** DIRECTIONS **
Every line that contains the word "arcmin" should be copied.

** A run of records **

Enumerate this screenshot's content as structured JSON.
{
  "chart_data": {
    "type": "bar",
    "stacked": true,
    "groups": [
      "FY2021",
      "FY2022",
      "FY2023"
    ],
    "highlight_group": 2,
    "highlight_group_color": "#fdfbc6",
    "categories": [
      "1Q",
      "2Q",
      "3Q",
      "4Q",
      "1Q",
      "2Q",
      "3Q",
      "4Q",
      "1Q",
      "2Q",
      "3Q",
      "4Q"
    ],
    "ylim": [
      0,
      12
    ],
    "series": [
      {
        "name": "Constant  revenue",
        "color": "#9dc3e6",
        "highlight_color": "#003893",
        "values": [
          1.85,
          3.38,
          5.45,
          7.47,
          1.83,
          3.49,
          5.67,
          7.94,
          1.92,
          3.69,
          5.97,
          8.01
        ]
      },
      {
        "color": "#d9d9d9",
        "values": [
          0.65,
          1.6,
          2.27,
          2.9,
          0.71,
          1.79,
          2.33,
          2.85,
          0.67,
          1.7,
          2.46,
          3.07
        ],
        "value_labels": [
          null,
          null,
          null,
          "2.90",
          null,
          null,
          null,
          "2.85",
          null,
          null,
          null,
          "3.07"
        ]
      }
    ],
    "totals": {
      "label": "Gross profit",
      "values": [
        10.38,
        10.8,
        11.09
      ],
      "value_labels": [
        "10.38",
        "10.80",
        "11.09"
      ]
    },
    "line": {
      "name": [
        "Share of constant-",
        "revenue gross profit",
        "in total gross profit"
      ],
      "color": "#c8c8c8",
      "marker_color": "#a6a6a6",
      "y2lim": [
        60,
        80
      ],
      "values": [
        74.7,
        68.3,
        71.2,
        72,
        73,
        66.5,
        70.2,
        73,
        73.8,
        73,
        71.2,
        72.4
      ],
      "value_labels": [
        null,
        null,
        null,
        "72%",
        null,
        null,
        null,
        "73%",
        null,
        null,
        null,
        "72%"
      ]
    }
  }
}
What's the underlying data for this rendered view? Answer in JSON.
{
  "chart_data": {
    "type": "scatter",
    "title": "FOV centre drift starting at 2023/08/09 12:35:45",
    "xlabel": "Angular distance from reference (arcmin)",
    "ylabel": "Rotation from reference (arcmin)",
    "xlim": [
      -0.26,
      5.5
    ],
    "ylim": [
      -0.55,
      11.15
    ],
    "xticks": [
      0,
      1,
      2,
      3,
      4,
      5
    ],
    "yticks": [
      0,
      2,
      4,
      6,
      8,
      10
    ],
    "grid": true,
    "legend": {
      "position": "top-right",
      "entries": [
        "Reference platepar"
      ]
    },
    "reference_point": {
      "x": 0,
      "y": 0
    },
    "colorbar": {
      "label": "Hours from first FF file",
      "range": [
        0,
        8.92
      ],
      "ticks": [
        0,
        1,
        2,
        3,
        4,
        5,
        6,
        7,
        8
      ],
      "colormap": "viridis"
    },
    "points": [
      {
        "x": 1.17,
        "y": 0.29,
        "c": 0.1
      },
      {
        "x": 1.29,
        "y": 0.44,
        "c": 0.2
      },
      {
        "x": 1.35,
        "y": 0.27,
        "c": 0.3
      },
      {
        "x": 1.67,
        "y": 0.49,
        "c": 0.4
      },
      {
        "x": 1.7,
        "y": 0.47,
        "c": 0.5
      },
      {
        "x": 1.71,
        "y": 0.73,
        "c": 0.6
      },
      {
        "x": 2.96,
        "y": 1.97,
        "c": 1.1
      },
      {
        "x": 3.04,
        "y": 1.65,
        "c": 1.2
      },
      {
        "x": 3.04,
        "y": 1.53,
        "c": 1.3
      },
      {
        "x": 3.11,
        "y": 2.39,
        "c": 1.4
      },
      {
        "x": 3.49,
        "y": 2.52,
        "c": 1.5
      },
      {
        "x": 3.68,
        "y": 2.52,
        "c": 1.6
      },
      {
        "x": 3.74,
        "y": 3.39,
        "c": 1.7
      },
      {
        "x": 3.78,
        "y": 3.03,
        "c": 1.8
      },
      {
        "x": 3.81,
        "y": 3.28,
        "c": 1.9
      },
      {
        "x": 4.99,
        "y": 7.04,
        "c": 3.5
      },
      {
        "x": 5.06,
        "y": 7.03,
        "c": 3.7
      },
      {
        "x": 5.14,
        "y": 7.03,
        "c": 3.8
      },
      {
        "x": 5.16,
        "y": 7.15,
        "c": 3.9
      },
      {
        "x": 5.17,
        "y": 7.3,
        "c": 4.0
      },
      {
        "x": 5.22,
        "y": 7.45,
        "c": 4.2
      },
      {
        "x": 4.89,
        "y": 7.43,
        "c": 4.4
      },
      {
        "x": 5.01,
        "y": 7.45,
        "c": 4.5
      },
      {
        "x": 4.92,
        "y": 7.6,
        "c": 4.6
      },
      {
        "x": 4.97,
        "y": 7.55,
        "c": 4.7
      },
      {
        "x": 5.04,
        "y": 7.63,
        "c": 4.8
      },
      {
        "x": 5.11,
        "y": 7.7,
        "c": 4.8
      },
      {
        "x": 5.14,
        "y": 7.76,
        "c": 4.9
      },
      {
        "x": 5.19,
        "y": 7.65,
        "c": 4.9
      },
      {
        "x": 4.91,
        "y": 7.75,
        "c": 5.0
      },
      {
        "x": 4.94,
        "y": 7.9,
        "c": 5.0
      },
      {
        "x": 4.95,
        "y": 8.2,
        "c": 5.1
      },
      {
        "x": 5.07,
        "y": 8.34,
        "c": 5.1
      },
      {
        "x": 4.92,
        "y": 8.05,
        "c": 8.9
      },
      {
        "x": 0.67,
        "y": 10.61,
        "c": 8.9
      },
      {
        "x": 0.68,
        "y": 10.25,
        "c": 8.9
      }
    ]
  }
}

** ANSWER IN FULL **
    "xlabel": "Angular distance from reference (arcmin)",
    "ylabel": "Rotation from reference (arcmin)",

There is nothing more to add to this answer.